• **WORK TO DO**
Rewrite the lines of the data below as a numbered list, skipping any blank lines and leaving out the pictures.

++++ DATA

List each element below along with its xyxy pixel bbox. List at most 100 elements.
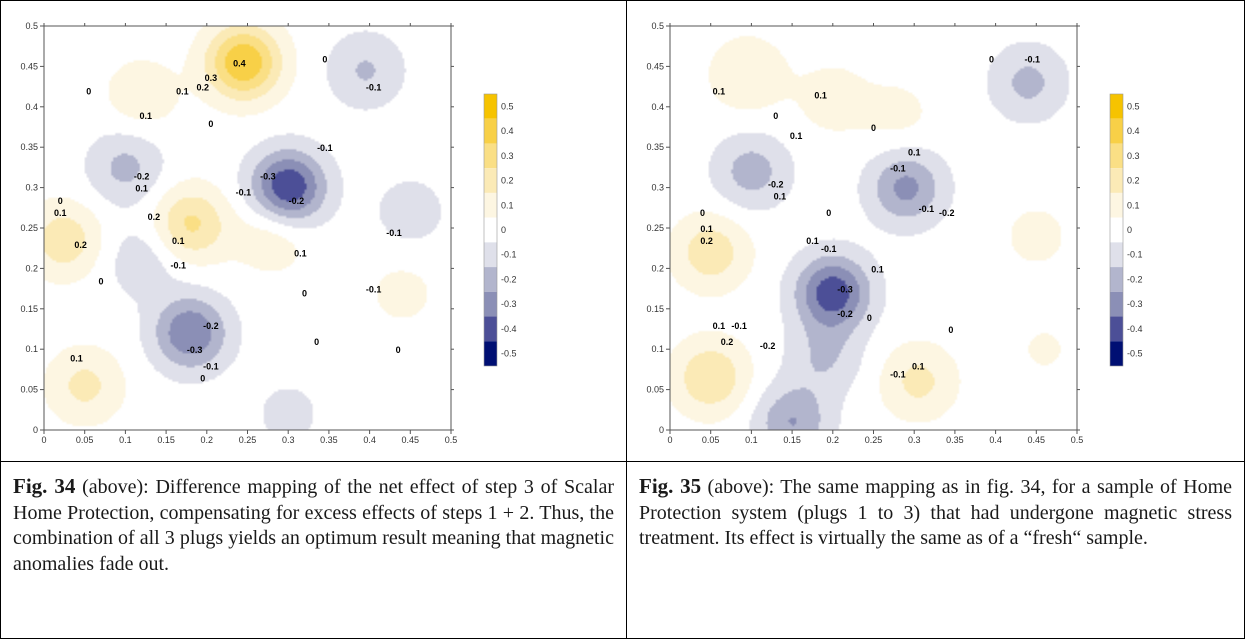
colorbar-swatch (484, 341, 497, 366)
contour-label: -0.1 (890, 163, 906, 173)
x-tick-label: 0 (41, 435, 46, 445)
x-tick-label: 0.2 (201, 435, 214, 445)
contour-label: -0.1 (1024, 54, 1040, 64)
contour-fill (670, 26, 1077, 430)
colorbar-swatch (1110, 94, 1123, 119)
contour-label: 0 (396, 345, 401, 355)
contour-label: 0 (871, 123, 876, 133)
y-tick-label: 0.2 (25, 263, 38, 273)
contour-label: 0 (86, 87, 91, 97)
figure-34-caption-cell: Fig. 34 (above): Difference mapping of t… (0, 461, 626, 639)
colorbar-swatch (1110, 118, 1123, 144)
colorbar-label: 0.1 (501, 200, 514, 210)
figure-34-panel: 0 0.05 0.1 0.15 0.2 0.25 0.3 0.35 0.4 0.45 0.5 0 0.0… (0, 0, 626, 461)
contour-label: -0.3 (260, 172, 276, 182)
colorbar-label: 0.5 (501, 101, 514, 111)
y-tick-label: 0.25 (20, 223, 38, 233)
x-tick-label: 0.5 (1071, 435, 1084, 445)
colorbar-swatch (1110, 192, 1123, 218)
colorbar-swatch (484, 217, 497, 243)
colorbar-swatch (1110, 316, 1123, 342)
figure-35-caption: Fig. 35 (above): The same mapping as in … (639, 474, 1232, 552)
contour-label: 0.1 (908, 147, 921, 157)
colorbar-label: 0.3 (1127, 151, 1140, 161)
contour-label: 0.1 (871, 264, 884, 274)
contour-label: -0.1 (890, 369, 906, 379)
contour-label: 0.1 (70, 353, 83, 363)
contour-label: 0.1 (294, 248, 307, 258)
y-tick-label: 0 (33, 425, 38, 435)
contour-label: -0.2 (134, 172, 150, 182)
contour-label: -0.2 (939, 208, 955, 218)
x-tick-label: 0.15 (157, 435, 175, 445)
contour-label: 0.2 (148, 212, 161, 222)
y-tick-label: 0.1 (25, 344, 38, 354)
x-tick-label: 0.25 (239, 435, 257, 445)
colorbar-label: -0.5 (501, 349, 517, 359)
y-tick-label: 0.25 (646, 223, 664, 233)
colorbar-label: 0.3 (501, 151, 514, 161)
contour-label: 0.2 (74, 240, 87, 250)
colorbar-label: 0.1 (1127, 200, 1140, 210)
y-tick-label: 0.05 (20, 385, 38, 395)
colorbar-swatch (1110, 341, 1123, 366)
contour-label: 0.1 (54, 208, 67, 218)
colorbar-swatch (484, 118, 497, 144)
contour-label: -0.2 (289, 196, 305, 206)
contour-label: -0.1 (366, 83, 382, 93)
contour-label: 0 (322, 54, 327, 64)
colorbar-swatch (484, 291, 497, 317)
colorbar-label: 0.4 (1127, 126, 1140, 136)
contour-label: 0 (314, 337, 319, 347)
x-tick-label: 0 (667, 435, 672, 445)
x-tick-label: 0.5 (445, 435, 458, 445)
colorbar-swatch (1110, 217, 1123, 243)
colorbar-label: -0.2 (501, 274, 517, 284)
contour-label: 0 (773, 111, 778, 121)
figure-35-caption-cell: Fig. 35 (above): The same mapping as in … (626, 461, 1245, 639)
y-tick-label: 0.35 (646, 142, 664, 152)
contour-label: 0 (58, 196, 63, 206)
contour-label: 0 (826, 208, 831, 218)
colorbar-swatch (1110, 168, 1123, 193)
y-tick-label: 0.4 (651, 102, 664, 112)
contour-label: 0 (948, 325, 953, 335)
x-tick-label: 0.15 (783, 435, 801, 445)
colorbar-label: 0 (501, 225, 506, 235)
colorbar-swatch (1110, 267, 1123, 292)
colorbar-label: -0.4 (1127, 324, 1143, 334)
contour-label: -0.1 (919, 204, 935, 214)
figure-35-caption-text: (above): The same mapping as in fig. 34,… (639, 476, 1233, 549)
x-tick-label: 0.4 (363, 435, 376, 445)
colorbar-label: -0.3 (1127, 299, 1143, 309)
contour-label: 0.1 (814, 91, 827, 101)
contour-label: -0.1 (317, 143, 333, 153)
contour-label: 0.1 (176, 87, 189, 97)
contour-label: 0.1 (790, 131, 803, 141)
y-tick-label: 0.45 (20, 61, 38, 71)
colorbar-swatch (1110, 242, 1123, 268)
contour-label: 0.1 (713, 321, 726, 331)
contour-label: -0.3 (837, 285, 853, 295)
contour-label: 0 (700, 208, 705, 218)
y-tick-label: 0.3 (651, 183, 664, 193)
x-tick-label: 0.45 (402, 435, 420, 445)
contour-label: 0 (98, 277, 103, 287)
contour-label: -0.1 (203, 361, 219, 371)
x-tick-label: 0.1 (745, 435, 758, 445)
x-tick-label: 0.1 (119, 435, 132, 445)
colorbar-frame (483, 93, 498, 367)
y-tick-label: 0.05 (646, 385, 664, 395)
colorbar-label: -0.3 (501, 299, 517, 309)
x-tick-label: 0.3 (282, 435, 295, 445)
contour-label: -0.2 (760, 341, 776, 351)
y-tick-label: 0.15 (646, 304, 664, 314)
colorbar-frame (1109, 93, 1124, 367)
contour-label: -0.2 (203, 321, 219, 331)
contour-label: -0.1 (386, 228, 402, 238)
x-tick-label: 0.35 (946, 435, 964, 445)
contour-label: 0.1 (135, 184, 148, 194)
colorbar-label: 0.5 (1127, 101, 1140, 111)
contour-label: 0 (989, 54, 994, 64)
colorbar-label: 0 (1127, 225, 1132, 235)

++++++++

• **RESPONSE TO THIS TASK**
1. List each element below along with its xyxy pixel bbox. List at most 100 elements.
2. colorbar-swatch (484, 341, 497, 366)
3. contour-label: -0.1 (890, 163, 906, 173)
4. x-tick-label: 0 (41, 435, 46, 445)
5. x-tick-label: 0.2 (201, 435, 214, 445)
6. contour-label: -0.1 (1024, 54, 1040, 64)
7. contour-fill (670, 26, 1077, 430)
8. colorbar-swatch (1110, 94, 1123, 119)
9. contour-label: 0 (396, 345, 401, 355)
10. contour-label: 0 (871, 123, 876, 133)
11. y-tick-label: 0.2 (25, 263, 38, 273)
12. contour-label: 0 (86, 87, 91, 97)
13. figure-34-caption-cell: Fig. 34 (above): Difference mapping of t… (0, 461, 626, 639)
14. colorbar-swatch (1110, 118, 1123, 144)
15. colorbar-label: 0.1 (501, 200, 514, 210)
16. figure-34-panel: 0 0.05 0.1 0.15 0.2 0.25 0.3 0.35 0.4 0.45 0.5 0 0.0… (0, 0, 626, 461)
17. contour-label: -0.3 (260, 172, 276, 182)
18. colorbar-label: 0.5 (501, 101, 514, 111)
19. y-tick-label: 0.25 (20, 223, 38, 233)
20. x-tick-label: 0.5 (1071, 435, 1084, 445)
21. colorbar-swatch (1110, 192, 1123, 218)
22. colorbar-swatch (484, 217, 497, 243)
23. colorbar-swatch (1110, 316, 1123, 342)
24. figure-35-caption: Fig. 35 (above): The same mapping as in … (639, 474, 1232, 552)
25. contour-label: 0.1 (908, 147, 921, 157)
26. colorbar-label: 0.3 (1127, 151, 1140, 161)
27. contour-label: 0.1 (871, 264, 884, 274)
28. contour-label: -0.1 (890, 369, 906, 379)
29. contour-label: 0.1 (70, 353, 83, 363)
30. contour-label: 0.1 (294, 248, 307, 258)
31. y-tick-label: 0 (33, 425, 38, 435)
32. contour-label: -0.2 (134, 172, 150, 182)
33. contour-label: -0.2 (939, 208, 955, 218)
34. x-tick-label: 0.15 (157, 435, 175, 445)
35. contour-label: 0.2 (148, 212, 161, 222)
36. y-tick-label: 0.1 (25, 344, 38, 354)
37. x-tick-label: 0.25 (239, 435, 257, 445)
38. colorbar-label: -0.5 (501, 349, 517, 359)
39. y-tick-label: 0.25 (646, 223, 664, 233)
40. colorbar-label: 0.3 (501, 151, 514, 161)
41. contour-label: 0.2 (74, 240, 87, 250)
42. colorbar-label: 0.1 (1127, 200, 1140, 210)
43. y-tick-label: 0.05 (20, 385, 38, 395)
44. colorbar-swatch (1110, 341, 1123, 366)
45. contour-label: 0.1 (54, 208, 67, 218)
46. colorbar-swatch (484, 118, 497, 144)
47. contour-label: -0.2 (289, 196, 305, 206)
48. contour-label: -0.1 (366, 83, 382, 93)
49. contour-label: 0 (322, 54, 327, 64)
50. colorbar-swatch (484, 291, 497, 317)
51. colorbar-label: 0.4 (1127, 126, 1140, 136)
52. contour-label: 0 (314, 337, 319, 347)
53. x-tick-label: 0 (667, 435, 672, 445)
54. x-tick-label: 0.5 (445, 435, 458, 445)
55. colorbar-swatch (1110, 217, 1123, 243)
56. colorbar-label: -0.2 (501, 274, 517, 284)
57. contour-label: 0 (773, 111, 778, 121)
58. figure-35-caption-cell: Fig. 35 (above): The same mapping as in … (626, 461, 1245, 639)
59. y-tick-label: 0.35 (646, 142, 664, 152)
60. contour-label: 0 (58, 196, 63, 206)
61. contour-label: 0 (826, 208, 831, 218)
62. colorbar-swatch (1110, 168, 1123, 193)
63. y-tick-label: 0.4 (651, 102, 664, 112)
64. contour-label: 0 (948, 325, 953, 335)
65. x-tick-label: 0.15 (783, 435, 801, 445)
66. colorbar-label: 0 (501, 225, 506, 235)
67. colorbar-swatch (1110, 267, 1123, 292)
68. colorbar-label: -0.4 (1127, 324, 1143, 334)
69. contour-label: -0.1 (919, 204, 935, 214)
70. figure-35-caption-text: (above): The same mapping as in fig. 34,… (639, 476, 1233, 549)
71. x-tick-label: 0.4 (363, 435, 376, 445)
72. colorbar-label: -0.3 (1127, 299, 1143, 309)
73. contour-label: 0.1 (814, 91, 827, 101)
74. contour-label: -0.1 (317, 143, 333, 153)
75. contour-label: 0.1 (176, 87, 189, 97)
76. contour-label: 0.1 (790, 131, 803, 141)
77. y-tick-label: 0.45 (20, 61, 38, 71)
78. colorbar-swatch (1110, 242, 1123, 268)
79. contour-label: 0.1 (713, 321, 726, 331)
80. contour-label: -0.3 (837, 285, 853, 295)
81. contour-label: 0 (700, 208, 705, 218)
82. y-tick-label: 0.3 (651, 183, 664, 193)
83. x-tick-label: 0.45 (402, 435, 420, 445)
84. contour-label: 0 (98, 277, 103, 287)
85. contour-label: -0.1 (203, 361, 219, 371)
86. x-tick-label: 0.1 (745, 435, 758, 445)
87. x-tick-label: 0.1 (119, 435, 132, 445)
88. colorbar-frame (483, 93, 498, 367)
89. y-tick-label: 0.05 (646, 385, 664, 395)
90. colorbar-label: -0.3 (501, 299, 517, 309)
91. x-tick-label: 0.3 (282, 435, 295, 445)
92. contour-label: -0.2 (760, 341, 776, 351)
93. y-tick-label: 0.15 (646, 304, 664, 314)
94. colorbar-frame (1109, 93, 1124, 367)
95. contour-label: -0.2 (203, 321, 219, 331)
96. contour-label: -0.1 (386, 228, 402, 238)
97. x-tick-label: 0.35 (946, 435, 964, 445)
98. contour-label: 0.1 (135, 184, 148, 194)
99. colorbar-label: 0.5 (1127, 101, 1140, 111)
100. contour-label: 0 (989, 54, 994, 64)
101. colorbar-label: 0 (1127, 225, 1132, 235)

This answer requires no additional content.